→ What to do:
Answer with nothing except the number of lines that contain the word "ตอนน".

→ Records shown:

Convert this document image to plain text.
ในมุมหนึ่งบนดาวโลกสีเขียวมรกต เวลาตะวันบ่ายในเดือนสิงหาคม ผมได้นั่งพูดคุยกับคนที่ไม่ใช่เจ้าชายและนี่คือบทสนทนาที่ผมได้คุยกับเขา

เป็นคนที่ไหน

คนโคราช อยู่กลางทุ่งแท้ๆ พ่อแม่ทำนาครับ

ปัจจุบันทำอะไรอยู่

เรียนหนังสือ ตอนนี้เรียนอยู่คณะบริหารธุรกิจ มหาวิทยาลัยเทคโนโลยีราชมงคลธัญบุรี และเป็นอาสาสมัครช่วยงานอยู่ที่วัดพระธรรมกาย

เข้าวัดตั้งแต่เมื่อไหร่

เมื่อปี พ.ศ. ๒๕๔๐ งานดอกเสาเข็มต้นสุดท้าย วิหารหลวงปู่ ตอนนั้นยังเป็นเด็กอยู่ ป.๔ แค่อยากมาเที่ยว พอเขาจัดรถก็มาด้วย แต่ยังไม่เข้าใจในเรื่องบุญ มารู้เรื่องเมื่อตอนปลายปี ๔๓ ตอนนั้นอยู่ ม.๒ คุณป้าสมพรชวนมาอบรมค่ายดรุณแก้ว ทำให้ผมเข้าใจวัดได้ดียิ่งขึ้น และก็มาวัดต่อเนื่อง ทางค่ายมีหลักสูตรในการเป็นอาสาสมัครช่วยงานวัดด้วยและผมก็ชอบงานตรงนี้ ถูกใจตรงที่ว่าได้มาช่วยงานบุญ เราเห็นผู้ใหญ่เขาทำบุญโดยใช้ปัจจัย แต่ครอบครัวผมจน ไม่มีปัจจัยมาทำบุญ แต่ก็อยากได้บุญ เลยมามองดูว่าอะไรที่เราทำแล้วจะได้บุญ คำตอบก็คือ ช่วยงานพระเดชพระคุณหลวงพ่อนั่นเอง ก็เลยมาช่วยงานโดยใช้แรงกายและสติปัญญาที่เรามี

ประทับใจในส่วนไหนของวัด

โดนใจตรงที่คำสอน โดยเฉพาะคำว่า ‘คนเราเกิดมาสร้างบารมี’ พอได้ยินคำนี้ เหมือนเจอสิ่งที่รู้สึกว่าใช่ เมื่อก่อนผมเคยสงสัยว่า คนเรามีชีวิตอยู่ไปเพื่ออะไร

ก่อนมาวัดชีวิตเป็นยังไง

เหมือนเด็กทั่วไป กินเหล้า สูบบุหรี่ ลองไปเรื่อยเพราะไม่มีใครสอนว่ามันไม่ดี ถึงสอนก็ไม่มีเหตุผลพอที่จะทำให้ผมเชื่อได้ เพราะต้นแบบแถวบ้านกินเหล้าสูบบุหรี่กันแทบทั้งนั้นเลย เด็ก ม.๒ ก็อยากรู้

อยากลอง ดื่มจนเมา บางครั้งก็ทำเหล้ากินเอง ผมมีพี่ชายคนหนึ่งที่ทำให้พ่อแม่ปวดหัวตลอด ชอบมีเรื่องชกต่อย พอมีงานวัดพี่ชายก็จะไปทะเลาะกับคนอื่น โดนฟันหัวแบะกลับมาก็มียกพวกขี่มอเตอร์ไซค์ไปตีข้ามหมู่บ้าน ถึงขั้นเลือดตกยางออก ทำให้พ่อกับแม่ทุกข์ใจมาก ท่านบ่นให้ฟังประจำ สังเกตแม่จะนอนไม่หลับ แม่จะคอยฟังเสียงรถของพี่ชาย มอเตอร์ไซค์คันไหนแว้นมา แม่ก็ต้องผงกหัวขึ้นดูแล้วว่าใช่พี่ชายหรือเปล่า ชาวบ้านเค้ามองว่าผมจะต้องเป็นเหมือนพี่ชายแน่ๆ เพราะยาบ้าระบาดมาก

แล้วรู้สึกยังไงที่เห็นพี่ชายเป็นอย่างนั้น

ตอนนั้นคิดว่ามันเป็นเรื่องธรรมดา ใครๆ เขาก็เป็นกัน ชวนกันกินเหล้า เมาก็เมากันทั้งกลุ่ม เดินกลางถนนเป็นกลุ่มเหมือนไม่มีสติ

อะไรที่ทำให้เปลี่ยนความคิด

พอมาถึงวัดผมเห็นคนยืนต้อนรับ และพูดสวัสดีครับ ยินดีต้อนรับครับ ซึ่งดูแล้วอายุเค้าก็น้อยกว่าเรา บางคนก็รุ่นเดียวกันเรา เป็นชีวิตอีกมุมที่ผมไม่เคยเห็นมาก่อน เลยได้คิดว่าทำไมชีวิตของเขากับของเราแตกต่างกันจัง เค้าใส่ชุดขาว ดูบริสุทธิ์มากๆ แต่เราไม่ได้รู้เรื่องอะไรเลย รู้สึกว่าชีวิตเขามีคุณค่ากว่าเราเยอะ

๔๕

→ Solution:
3